-- DATASET EXCERPTS start --

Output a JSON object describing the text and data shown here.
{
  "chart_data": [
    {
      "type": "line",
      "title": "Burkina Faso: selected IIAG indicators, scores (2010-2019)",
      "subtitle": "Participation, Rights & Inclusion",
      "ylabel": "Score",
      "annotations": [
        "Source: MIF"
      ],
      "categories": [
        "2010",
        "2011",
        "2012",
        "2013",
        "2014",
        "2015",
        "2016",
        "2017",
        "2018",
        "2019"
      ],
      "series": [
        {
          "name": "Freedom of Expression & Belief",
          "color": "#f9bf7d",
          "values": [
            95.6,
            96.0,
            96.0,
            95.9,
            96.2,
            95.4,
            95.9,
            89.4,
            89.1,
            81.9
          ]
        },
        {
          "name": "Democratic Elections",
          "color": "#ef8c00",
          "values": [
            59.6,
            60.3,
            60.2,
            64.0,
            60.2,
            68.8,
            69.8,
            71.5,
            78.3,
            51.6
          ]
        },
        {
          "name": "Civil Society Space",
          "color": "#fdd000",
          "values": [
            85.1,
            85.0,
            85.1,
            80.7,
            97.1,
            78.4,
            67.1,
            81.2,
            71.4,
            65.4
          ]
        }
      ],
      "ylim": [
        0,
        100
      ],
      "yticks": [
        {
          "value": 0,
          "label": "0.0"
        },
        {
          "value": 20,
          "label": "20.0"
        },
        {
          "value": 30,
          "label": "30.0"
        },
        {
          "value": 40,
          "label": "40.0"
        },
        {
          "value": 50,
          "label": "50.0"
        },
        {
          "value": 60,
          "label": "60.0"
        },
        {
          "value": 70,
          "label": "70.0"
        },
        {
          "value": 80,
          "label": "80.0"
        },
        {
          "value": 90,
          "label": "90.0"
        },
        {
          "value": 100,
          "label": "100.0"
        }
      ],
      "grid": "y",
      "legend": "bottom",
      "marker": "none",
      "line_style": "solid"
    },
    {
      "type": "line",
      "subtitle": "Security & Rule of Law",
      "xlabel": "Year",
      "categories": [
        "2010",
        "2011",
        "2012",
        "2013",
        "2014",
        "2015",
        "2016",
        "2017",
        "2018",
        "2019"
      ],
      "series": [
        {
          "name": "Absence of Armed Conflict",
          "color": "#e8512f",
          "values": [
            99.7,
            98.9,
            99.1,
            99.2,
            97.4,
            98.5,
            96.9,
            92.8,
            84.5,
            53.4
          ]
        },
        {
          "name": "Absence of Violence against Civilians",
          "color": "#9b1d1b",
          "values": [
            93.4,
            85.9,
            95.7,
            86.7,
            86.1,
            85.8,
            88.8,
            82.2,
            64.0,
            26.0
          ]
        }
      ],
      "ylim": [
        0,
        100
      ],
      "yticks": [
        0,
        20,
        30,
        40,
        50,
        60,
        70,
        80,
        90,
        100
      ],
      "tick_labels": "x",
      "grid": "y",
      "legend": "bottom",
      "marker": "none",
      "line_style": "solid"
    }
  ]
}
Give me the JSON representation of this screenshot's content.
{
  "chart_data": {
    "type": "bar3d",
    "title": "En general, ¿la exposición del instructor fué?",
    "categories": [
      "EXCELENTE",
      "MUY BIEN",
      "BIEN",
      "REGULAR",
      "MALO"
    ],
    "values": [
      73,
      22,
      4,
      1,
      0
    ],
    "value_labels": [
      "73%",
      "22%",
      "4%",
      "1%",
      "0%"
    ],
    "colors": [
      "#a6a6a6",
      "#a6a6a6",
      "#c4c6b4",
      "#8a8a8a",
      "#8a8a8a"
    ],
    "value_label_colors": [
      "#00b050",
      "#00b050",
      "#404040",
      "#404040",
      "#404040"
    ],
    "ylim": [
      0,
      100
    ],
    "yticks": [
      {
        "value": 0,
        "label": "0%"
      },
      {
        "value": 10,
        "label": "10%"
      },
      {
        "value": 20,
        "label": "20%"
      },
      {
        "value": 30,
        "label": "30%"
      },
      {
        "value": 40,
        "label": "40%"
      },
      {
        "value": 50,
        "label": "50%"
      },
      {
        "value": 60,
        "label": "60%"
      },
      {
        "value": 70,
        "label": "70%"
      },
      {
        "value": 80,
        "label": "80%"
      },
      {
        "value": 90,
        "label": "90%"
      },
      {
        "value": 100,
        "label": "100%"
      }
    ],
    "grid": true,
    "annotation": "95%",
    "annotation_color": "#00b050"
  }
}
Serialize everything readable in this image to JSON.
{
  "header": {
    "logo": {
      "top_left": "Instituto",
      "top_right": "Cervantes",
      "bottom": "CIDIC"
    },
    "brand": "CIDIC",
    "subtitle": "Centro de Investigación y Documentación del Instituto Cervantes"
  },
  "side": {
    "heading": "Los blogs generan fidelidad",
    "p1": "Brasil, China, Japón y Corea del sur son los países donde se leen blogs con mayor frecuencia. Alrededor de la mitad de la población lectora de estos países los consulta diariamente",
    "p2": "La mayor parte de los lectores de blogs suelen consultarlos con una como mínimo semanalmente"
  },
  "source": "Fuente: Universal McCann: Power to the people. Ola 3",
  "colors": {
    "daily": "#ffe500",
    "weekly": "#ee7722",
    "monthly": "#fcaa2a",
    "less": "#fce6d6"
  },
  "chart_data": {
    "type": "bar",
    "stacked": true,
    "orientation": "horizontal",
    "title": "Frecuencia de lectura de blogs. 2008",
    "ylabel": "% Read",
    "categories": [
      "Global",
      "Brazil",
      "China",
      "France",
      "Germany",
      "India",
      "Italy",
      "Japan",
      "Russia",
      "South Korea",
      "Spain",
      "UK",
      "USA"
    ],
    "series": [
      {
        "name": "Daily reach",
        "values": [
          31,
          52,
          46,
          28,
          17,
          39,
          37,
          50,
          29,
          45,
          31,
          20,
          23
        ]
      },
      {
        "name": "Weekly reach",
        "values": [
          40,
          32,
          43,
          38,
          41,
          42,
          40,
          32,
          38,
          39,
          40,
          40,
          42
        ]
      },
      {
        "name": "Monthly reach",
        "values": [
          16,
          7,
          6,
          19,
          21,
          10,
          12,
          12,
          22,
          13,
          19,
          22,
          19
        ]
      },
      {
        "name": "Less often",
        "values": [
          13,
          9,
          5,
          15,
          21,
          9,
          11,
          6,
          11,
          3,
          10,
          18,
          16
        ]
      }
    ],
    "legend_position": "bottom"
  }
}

-- DATASET EXCERPTS end --

### TO DO:
Make an exact copy of every entry.

### ANSWER FOR THE TASK:
Output a JSON object describing the text and data shown here.
{
  "chart_data": [
    {
      "type": "line",
      "title": "Burkina Faso: selected IIAG indicators, scores (2010-2019)",
      "subtitle": "Participation, Rights & Inclusion",
      "ylabel": "Score",
      "annotations": [
        "Source: MIF"
      ],
      "categories": [
        "2010",
        "2011",
        "2012",
        "2013",
        "2014",
        "2015",
        "2016",
        "2017",
        "2018",
        "2019"
      ],
      "series": [
        {
          "name": "Freedom of Expression & Belief",
          "color": "#f9bf7d",
          "values": [
            95.6,
            96.0,
            96.0,
            95.9,
            96.2,
            95.4,
            95.9,
            89.4,
            89.1,
            81.9
          ]
        },
        {
          "name": "Democratic Elections",
          "color": "#ef8c00",
          "values": [
            59.6,
            60.3,
            60.2,
            64.0,
            60.2,
            68.8,
            69.8,
            71.5,
            78.3,
            51.6
          ]
        },
        {
          "name": "Civil Society Space",
          "color": "#fdd000",
          "values": [
            85.1,
            85.0,
            85.1,
            80.7,
            97.1,
            78.4,
            67.1,
            81.2,
            71.4,
            65.4
          ]
        }
      ],
      "ylim": [
        0,
        100
      ],
      "yticks": [
        {
          "value": 0,
          "label": "0.0"
        },
        {
          "value": 20,
          "label": "20.0"
        },
        {
          "value": 30,
          "label": "30.0"
        },
        {
          "value": 40,
          "label": "40.0"
        },
        {
          "value": 50,
          "label": "50.0"
        },
        {
          "value": 60,
          "label": "60.0"
        },
        {
          "value": 70,
          "label": "70.0"
        },
        {
          "value": 80,
          "label": "80.0"
        },
        {
          "value": 90,
          "label": "90.0"
        },
        {
          "value": 100,
          "label": "100.0"
        }
      ],
      "grid": "y",
      "legend": "bottom",
      "marker": "none",
      "line_style": "solid"
    },
    {
      "type": "line",
      "subtitle": "Security & Rule of Law",
      "xlabel": "Year",
      "categories": [
        "2010",
        "2011",
        "2012",
        "2013",
        "2014",
        "2015",
        "2016",
        "2017",
        "2018",
        "2019"
      ],
      "series": [
        {
          "name": "Absence of Armed Conflict",
          "color": "#e8512f",
          "values": [
            99.7,
            98.9,
            99.1,
            99.2,
            97.4,
            98.5,
            96.9,
            92.8,
            84.5,
            53.4
          ]
        },
        {
          "name": "Absence of Violence against Civilians",
          "color": "#9b1d1b",
          "values": [
            93.4,
            85.9,
            95.7,
            86.7,
            86.1,
            85.8,
            88.8,
            82.2,
            64.0,
            26.0
          ]
        }
      ],
      "ylim": [
        0,
        100
      ],
      "yticks": [
        0,
        20,
        30,
        40,
        50,
        60,
        70,
        80,
        90,
        100
      ],
      "tick_labels": "x",
      "grid": "y",
      "legend": "bottom",
      "marker": "none",
      "line_style": "solid"
    }
  ]
}
Give me the JSON representation of this screenshot's content.
{
  "chart_data": {
    "type": "bar3d",
    "title": "En general, ¿la exposición del instructor fué?",
    "categories": [
      "EXCELENTE",
      "MUY BIEN",
      "BIEN",
      "REGULAR",
      "MALO"
    ],
    "values": [
      73,
      22,
      4,
      1,
      0
    ],
    "value_labels": [
      "73%",
      "22%",
      "4%",
      "1%",
      "0%"
    ],
    "colors": [
      "#a6a6a6",
      "#a6a6a6",
      "#c4c6b4",
      "#8a8a8a",
      "#8a8a8a"
    ],
    "value_label_colors": [
      "#00b050",
      "#00b050",
      "#404040",
      "#404040",
      "#404040"
    ],
    "ylim": [
      0,
      100
    ],
    "yticks": [
      {
        "value": 0,
        "label": "0%"
      },
      {
        "value": 10,
        "label": "10%"
      },
      {
        "value": 20,
        "label": "20%"
      },
      {
        "value": 30,
        "label": "30%"
      },
      {
        "value": 40,
        "label": "40%"
      },
      {
        "value": 50,
        "label": "50%"
      },
      {
        "value": 60,
        "label": "60%"
      },
      {
        "value": 70,
        "label": "70%"
      },
      {
        "value": 80,
        "label": "80%"
      },
      {
        "value": 90,
        "label": "90%"
      },
      {
        "value": 100,
        "label": "100%"
      }
    ],
    "grid": true,
    "annotation": "95%",
    "annotation_color": "#00b050"
  }
}
Serialize everything readable in this image to JSON.
{
  "header": {
    "logo": {
      "top_left": "Instituto",
      "top_right": "Cervantes",
      "bottom": "CIDIC"
    },
    "brand": "CIDIC",
    "subtitle": "Centro de Investigación y Documentación del Instituto Cervantes"
  },
  "side": {
    "heading": "Los blogs generan fidelidad",
    "p1": "Brasil, China, Japón y Corea del sur son los países donde se leen blogs con mayor frecuencia. Alrededor de la mitad de la población lectora de estos países los consulta diariamente",
    "p2": "La mayor parte de los lectores de blogs suelen consultarlos con una como mínimo semanalmente"
  },
  "source": "Fuente: Universal McCann: Power to the people. Ola 3",
  "colors": {
    "daily": "#ffe500",
    "weekly": "#ee7722",
    "monthly": "#fcaa2a",
    "less": "#fce6d6"
  },
  "chart_data": {
    "type": "bar",
    "stacked": true,
    "orientation": "horizontal",
    "title": "Frecuencia de lectura de blogs. 2008",
    "ylabel": "% Read",
    "categories": [
      "Global",
      "Brazil",
      "China",
      "France",
      "Germany",
      "India",
      "Italy",
      "Japan",
      "Russia",
      "South Korea",
      "Spain",
      "UK",
      "USA"
    ],
    "series": [
      {
        "name": "Daily reach",
        "values": [
          31,
          52,
          46,
          28,
          17,
          39,
          37,
          50,
          29,
          45,
          31,
          20,
          23
        ]
      },
      {
        "name": "Weekly reach",
        "values": [
          40,
          32,
          43,
          38,
          41,
          42,
          40,
          32,
          38,
          39,
          40,
          40,
          42
        ]
      },
      {
        "name": "Monthly reach",
        "values": [
          16,
          7,
          6,
          19,
          21,
          10,
          12,
          12,
          22,
          13,
          19,
          22,
          19
        ]
      },
      {
        "name": "Less often",
        "values": [
          13,
          9,
          5,
          15,
          21,
          9,
          11,
          6,
          11,
          3,
          10,
          18,
          16
        ]
      }
    ],
    "legend_position": "bottom"
  }
}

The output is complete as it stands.